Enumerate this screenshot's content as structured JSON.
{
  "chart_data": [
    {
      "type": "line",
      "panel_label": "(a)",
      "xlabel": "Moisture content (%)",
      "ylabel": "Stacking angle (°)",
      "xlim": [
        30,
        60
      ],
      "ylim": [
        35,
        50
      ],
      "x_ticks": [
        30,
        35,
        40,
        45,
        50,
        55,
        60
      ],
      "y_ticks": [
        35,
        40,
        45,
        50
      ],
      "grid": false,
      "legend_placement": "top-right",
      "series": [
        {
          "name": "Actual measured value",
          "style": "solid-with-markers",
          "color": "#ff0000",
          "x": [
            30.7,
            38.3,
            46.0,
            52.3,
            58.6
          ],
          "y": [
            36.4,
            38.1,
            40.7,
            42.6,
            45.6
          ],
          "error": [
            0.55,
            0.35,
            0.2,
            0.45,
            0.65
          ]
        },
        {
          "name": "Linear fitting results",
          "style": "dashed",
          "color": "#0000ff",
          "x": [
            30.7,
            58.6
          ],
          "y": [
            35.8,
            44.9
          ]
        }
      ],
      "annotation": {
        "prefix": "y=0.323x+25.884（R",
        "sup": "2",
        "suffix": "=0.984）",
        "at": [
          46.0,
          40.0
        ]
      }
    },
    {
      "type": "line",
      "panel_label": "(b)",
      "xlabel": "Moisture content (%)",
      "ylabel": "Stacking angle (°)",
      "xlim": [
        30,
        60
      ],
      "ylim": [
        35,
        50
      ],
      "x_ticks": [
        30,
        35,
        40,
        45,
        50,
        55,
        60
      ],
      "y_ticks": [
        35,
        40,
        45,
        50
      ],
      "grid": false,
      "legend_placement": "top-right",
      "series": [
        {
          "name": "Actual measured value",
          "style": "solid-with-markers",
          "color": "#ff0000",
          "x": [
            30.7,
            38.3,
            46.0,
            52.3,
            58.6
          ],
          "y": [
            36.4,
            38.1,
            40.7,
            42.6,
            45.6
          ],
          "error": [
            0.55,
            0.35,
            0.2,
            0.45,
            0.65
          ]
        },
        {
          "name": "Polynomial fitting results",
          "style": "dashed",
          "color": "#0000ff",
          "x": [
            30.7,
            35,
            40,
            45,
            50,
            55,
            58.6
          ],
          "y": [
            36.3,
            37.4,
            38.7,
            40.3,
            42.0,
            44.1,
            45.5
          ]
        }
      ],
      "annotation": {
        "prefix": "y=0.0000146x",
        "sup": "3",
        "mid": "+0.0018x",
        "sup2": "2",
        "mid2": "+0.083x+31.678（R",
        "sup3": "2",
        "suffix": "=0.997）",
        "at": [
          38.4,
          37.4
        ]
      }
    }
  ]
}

────────────────

## The request
Return each line among the entries that holds the word "prefix".

## Complete response
        "prefix": "y=0.323x+25.884（R",
        "prefix": "y=0.0000146x",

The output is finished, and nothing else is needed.